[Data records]
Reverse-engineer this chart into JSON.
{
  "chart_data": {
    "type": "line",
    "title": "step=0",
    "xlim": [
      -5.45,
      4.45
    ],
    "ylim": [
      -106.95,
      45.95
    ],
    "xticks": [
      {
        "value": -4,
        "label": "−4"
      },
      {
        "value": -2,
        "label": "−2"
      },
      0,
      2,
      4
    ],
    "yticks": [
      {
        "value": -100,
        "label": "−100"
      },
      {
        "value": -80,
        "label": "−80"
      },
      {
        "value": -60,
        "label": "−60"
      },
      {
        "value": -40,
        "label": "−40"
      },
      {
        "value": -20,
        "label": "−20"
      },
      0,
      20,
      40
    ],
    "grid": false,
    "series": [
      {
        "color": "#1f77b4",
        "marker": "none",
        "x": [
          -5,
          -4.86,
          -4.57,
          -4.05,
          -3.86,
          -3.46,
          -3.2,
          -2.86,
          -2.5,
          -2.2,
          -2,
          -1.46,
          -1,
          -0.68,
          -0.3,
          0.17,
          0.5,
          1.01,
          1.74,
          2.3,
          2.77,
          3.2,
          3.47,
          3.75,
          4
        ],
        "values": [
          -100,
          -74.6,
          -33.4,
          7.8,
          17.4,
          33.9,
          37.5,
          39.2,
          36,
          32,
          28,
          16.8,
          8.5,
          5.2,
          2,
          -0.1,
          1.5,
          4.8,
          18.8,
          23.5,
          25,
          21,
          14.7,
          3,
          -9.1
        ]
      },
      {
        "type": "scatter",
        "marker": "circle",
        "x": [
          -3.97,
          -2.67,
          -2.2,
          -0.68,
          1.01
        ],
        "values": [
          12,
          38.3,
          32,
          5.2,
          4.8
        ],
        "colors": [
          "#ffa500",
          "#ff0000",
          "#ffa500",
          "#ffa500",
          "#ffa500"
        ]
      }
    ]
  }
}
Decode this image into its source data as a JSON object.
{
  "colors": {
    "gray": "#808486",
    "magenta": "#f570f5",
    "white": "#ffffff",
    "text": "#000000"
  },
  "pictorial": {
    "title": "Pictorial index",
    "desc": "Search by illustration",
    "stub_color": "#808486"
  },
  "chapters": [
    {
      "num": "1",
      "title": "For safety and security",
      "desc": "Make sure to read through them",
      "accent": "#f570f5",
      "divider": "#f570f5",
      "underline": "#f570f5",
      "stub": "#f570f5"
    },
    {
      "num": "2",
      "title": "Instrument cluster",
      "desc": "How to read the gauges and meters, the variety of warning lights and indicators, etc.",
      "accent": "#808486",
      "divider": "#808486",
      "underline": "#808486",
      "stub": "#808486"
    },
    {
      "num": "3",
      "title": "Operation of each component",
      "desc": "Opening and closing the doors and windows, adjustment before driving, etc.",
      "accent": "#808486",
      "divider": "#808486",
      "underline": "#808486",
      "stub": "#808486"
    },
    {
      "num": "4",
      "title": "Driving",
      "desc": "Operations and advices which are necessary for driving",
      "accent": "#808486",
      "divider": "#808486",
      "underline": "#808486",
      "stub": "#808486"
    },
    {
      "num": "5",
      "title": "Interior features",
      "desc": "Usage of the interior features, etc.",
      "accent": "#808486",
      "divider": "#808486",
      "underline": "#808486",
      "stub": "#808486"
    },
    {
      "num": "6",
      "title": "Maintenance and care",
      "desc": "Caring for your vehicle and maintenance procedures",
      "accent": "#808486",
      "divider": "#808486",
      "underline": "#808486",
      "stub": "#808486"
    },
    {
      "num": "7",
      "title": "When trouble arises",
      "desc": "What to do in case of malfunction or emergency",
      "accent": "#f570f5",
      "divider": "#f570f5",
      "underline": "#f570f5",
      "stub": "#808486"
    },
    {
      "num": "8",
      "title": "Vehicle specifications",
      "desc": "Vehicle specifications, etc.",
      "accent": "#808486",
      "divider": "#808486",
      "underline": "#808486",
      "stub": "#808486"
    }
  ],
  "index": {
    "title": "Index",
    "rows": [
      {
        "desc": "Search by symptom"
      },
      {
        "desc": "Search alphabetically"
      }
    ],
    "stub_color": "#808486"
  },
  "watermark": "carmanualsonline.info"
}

WORK INSTRUCTIONS |
Each line containing "specifications" counts once; state the total number of such lines and nothing else.

COMPLETED TASK |
2